▶ **WHAT THE EXERCISE ASKS**
Reproduce every line in the listing that contains the word "ylabel".

▶ **Dataset records on visual material**
⟨

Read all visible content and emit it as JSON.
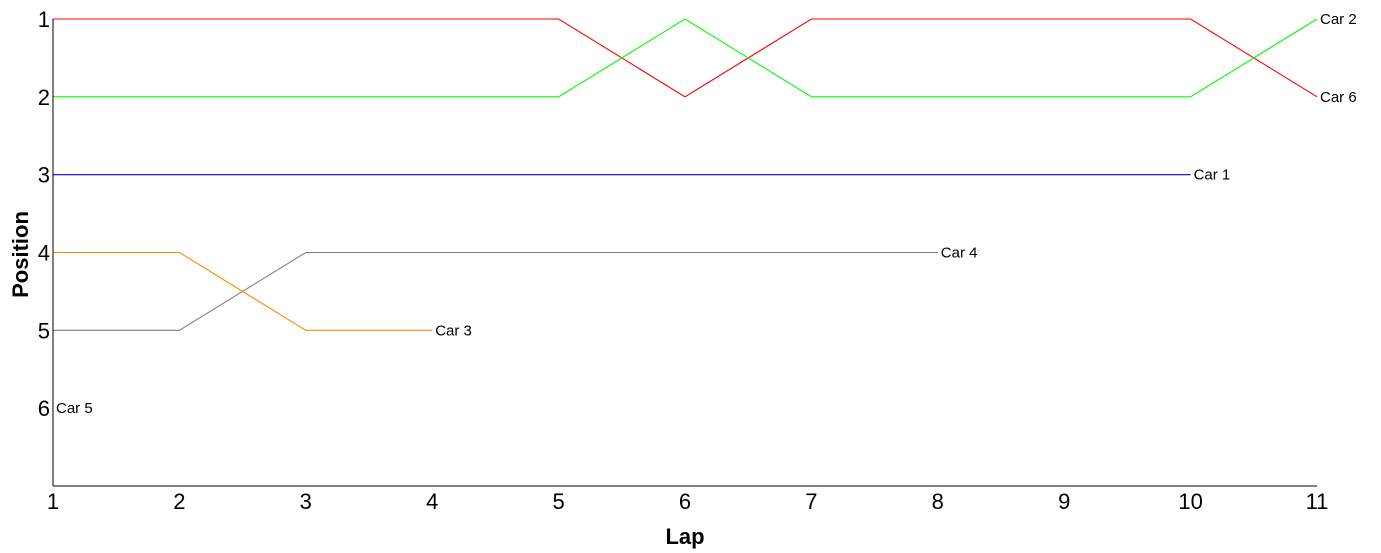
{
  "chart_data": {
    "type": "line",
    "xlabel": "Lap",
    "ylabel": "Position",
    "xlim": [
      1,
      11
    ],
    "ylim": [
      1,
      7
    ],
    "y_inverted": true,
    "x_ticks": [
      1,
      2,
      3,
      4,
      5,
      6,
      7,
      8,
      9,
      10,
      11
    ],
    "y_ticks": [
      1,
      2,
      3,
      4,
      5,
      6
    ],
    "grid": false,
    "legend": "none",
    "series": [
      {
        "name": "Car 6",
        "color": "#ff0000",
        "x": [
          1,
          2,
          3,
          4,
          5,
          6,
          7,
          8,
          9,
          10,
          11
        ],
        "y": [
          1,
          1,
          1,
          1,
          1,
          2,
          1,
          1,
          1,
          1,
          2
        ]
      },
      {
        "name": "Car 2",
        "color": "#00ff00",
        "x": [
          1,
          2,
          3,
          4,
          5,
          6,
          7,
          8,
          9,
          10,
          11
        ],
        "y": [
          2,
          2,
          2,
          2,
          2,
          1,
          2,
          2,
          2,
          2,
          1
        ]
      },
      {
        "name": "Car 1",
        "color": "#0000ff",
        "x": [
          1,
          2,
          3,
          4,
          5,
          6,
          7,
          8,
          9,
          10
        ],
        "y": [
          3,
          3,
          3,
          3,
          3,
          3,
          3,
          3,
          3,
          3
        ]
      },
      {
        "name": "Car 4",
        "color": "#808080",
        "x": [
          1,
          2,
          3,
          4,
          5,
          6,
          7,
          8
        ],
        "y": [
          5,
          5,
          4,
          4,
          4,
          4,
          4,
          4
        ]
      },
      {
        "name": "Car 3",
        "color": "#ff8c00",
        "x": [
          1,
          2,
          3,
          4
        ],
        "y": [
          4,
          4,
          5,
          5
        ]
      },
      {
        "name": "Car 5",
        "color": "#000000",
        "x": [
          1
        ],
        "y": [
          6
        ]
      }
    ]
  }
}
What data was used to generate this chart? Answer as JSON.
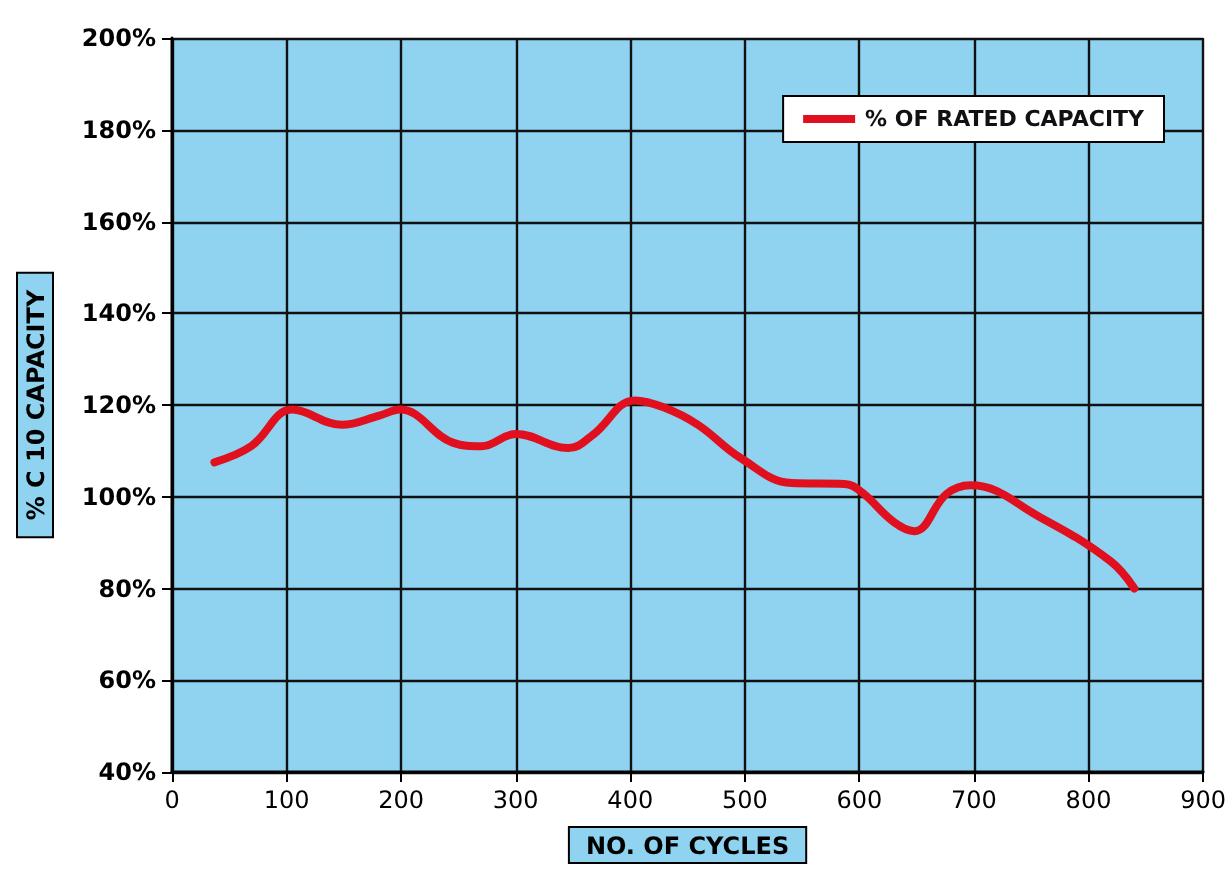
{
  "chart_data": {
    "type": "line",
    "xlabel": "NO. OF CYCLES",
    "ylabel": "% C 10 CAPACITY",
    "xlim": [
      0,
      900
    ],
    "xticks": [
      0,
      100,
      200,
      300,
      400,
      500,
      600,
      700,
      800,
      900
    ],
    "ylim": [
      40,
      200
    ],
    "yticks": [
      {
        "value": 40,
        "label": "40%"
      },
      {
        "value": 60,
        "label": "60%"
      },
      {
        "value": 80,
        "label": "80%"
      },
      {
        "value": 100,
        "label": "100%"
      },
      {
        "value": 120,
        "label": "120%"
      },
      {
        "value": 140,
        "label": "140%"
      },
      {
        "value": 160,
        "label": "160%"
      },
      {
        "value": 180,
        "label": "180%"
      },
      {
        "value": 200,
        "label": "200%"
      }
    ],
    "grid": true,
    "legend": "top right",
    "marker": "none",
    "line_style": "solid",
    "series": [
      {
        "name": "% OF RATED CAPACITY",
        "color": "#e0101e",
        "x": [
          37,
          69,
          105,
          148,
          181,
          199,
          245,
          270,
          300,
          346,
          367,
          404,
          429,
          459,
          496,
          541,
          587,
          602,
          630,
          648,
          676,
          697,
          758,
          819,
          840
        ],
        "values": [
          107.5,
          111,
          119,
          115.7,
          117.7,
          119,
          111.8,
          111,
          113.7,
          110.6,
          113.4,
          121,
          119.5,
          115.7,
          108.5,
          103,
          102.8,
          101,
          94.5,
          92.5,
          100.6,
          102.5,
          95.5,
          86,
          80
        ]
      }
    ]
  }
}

⟩

▶ **WRITTEN REPLY**
    "ylabel": "Position",
    "ylabel": "% C 10 CAPACITY",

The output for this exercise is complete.